Task prompt
Tally the lines below that contain the string "Rubrik", matching case exactly, and reply with the number alone.

Record excerpts
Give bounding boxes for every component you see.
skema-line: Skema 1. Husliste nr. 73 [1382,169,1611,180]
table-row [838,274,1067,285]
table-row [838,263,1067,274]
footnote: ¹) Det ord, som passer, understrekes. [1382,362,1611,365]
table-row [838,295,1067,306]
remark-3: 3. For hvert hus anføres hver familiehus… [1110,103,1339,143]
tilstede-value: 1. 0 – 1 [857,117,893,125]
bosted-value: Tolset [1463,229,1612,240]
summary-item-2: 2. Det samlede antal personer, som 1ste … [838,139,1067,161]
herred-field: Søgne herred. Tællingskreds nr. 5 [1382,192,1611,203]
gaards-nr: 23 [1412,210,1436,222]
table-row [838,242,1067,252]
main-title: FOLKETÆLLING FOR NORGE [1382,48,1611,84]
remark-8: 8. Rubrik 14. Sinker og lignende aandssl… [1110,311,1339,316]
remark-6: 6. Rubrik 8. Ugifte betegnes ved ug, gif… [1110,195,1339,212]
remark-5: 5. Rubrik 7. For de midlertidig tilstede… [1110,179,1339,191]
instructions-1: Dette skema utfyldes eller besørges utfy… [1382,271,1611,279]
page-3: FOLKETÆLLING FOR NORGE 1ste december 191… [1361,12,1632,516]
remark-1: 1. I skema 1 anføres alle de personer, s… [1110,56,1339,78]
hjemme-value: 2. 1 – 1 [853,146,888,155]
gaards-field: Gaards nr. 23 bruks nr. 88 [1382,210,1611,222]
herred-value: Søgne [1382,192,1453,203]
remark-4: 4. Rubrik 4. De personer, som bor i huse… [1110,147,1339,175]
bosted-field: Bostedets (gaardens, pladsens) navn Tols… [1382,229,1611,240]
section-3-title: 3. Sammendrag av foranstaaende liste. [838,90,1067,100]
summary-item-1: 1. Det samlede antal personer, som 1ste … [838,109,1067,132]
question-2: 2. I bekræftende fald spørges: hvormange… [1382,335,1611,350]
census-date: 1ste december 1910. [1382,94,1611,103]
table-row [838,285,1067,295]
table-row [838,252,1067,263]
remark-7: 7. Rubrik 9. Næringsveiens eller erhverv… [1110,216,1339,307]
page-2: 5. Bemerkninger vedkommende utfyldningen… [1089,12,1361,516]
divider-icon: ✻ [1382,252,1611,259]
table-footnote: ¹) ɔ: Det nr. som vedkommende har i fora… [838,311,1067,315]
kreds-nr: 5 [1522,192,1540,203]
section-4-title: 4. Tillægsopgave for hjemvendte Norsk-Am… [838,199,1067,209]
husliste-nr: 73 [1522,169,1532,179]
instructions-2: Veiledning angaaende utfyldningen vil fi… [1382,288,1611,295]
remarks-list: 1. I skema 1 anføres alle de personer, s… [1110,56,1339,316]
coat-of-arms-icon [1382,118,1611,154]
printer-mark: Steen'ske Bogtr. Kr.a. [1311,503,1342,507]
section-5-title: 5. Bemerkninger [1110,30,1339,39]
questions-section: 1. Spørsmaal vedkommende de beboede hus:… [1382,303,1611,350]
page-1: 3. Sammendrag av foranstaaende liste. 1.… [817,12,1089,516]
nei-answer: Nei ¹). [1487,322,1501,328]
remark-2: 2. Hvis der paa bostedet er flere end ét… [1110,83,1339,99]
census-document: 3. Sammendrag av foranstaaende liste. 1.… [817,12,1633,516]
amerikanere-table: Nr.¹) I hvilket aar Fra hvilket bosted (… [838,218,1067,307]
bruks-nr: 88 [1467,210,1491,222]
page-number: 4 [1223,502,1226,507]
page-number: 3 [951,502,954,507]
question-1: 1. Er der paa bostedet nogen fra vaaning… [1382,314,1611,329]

Expected output
5